WHAT IS REQUIRED: Find the lines that contain the word "name" and copy each one.

---------------

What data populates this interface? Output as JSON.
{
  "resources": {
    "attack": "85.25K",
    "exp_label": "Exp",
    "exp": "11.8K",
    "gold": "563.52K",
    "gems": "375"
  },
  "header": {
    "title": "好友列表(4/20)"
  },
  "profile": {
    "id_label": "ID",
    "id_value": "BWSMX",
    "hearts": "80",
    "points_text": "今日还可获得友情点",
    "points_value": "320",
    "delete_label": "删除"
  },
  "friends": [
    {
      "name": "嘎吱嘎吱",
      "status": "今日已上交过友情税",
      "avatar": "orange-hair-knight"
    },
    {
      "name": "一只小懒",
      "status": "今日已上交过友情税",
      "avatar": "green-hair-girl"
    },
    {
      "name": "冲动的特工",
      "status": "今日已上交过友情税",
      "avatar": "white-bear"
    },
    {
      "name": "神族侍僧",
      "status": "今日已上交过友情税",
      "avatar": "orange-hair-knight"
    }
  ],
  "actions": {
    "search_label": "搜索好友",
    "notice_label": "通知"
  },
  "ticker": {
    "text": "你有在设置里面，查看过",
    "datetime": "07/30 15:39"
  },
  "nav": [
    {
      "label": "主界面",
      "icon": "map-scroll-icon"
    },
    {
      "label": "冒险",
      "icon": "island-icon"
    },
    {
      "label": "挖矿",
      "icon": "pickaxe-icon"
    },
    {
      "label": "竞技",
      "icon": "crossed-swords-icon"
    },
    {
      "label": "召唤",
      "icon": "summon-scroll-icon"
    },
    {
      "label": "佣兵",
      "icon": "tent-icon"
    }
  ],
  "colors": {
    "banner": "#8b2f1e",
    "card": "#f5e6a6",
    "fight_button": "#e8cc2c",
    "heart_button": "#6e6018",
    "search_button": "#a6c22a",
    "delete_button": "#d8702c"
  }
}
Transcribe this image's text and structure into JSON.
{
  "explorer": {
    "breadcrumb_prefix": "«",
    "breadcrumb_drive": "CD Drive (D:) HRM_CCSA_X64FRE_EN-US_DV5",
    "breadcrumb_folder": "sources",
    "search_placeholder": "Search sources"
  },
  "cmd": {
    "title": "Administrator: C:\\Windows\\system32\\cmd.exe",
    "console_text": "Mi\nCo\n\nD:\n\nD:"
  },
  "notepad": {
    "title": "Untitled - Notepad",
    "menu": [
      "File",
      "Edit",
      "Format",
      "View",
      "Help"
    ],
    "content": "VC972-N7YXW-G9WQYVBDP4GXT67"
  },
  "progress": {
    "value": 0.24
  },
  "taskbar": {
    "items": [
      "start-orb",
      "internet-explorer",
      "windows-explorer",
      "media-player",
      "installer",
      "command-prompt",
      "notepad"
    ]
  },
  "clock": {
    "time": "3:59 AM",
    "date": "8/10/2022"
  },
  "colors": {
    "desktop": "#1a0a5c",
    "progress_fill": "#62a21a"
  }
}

---------------

TASK SOLUTION:
      "name": "嘎吱嘎吱",
      "name": "一只小懒",
      "name": "冲动的特工",
      "name": "神族侍僧",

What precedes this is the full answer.